_Written task:_
Repeat the entries that follow verbatim, without any of their pictures.

_Dataset rows:_
------------------------------------------------------------------------

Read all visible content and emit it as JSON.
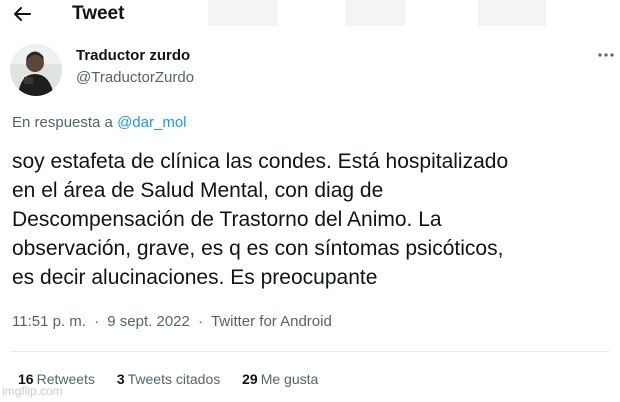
{
  "header": {
    "title": "Tweet",
    "back_icon": "arrow-left-icon"
  },
  "author": {
    "display_name": "Traductor zurdo",
    "handle": "@TraductorZurdo",
    "avatar_icon": "avatar-photo"
  },
  "more_icon": "more-horizontal-icon",
  "reply_to": {
    "prefix": "En respuesta a",
    "handle": "@dar_mol"
  },
  "tweet": {
    "text": "soy estafeta de clínica las condes. Está hospitalizado\nen el área de Salud Mental, con diag de\nDescompensación de Trastorno del Animo. La\nobservación, grave, es q es con síntomas psicóticos,\nes decir alucinaciones. Es preocupante"
  },
  "meta": {
    "time": "11:51 p. m.",
    "separator": "·",
    "date": "9 sept. 2022",
    "source": "Twitter for Android"
  },
  "stats": {
    "retweets_count": "16",
    "retweets_label": "Retweets",
    "quotes_count": "3",
    "quotes_label": "Tweets citados",
    "likes_count": "29",
    "likes_label": "Me gusta"
  },
  "watermark": "imgflip.com",
  "colors": {
    "link": "#1d9bf0",
    "text_primary": "#0f1419",
    "text_secondary": "#536471",
    "divider": "#e8ebed"
  }
}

------------------------------------------------------------------------

_Final answer:_
Read all visible content and emit it as JSON.
{
  "header": {
    "title": "Tweet",
    "back_icon": "arrow-left-icon"
  },
  "author": {
    "display_name": "Traductor zurdo",
    "handle": "@TraductorZurdo",
    "avatar_icon": "avatar-photo"
  },
  "more_icon": "more-horizontal-icon",
  "reply_to": {
    "prefix": "En respuesta a",
    "handle": "@dar_mol"
  },
  "tweet": {
    "text": "soy estafeta de clínica las condes. Está hospitalizado\nen el área de Salud Mental, con diag de\nDescompensación de Trastorno del Animo. La\nobservación, grave, es q es con síntomas psicóticos,\nes decir alucinaciones. Es preocupante"
  },
  "meta": {
    "time": "11:51 p. m.",
    "separator": "·",
    "date": "9 sept. 2022",
    "source": "Twitter for Android"
  },
  "stats": {
    "retweets_count": "16",
    "retweets_label": "Retweets",
    "quotes_count": "3",
    "quotes_label": "Tweets citados",
    "likes_count": "29",
    "likes_label": "Me gusta"
  },
  "watermark": "imgflip.com",
  "colors": {
    "link": "#1d9bf0",
    "text_primary": "#0f1419",
    "text_secondary": "#536471",
    "divider": "#e8ebed"
  }
}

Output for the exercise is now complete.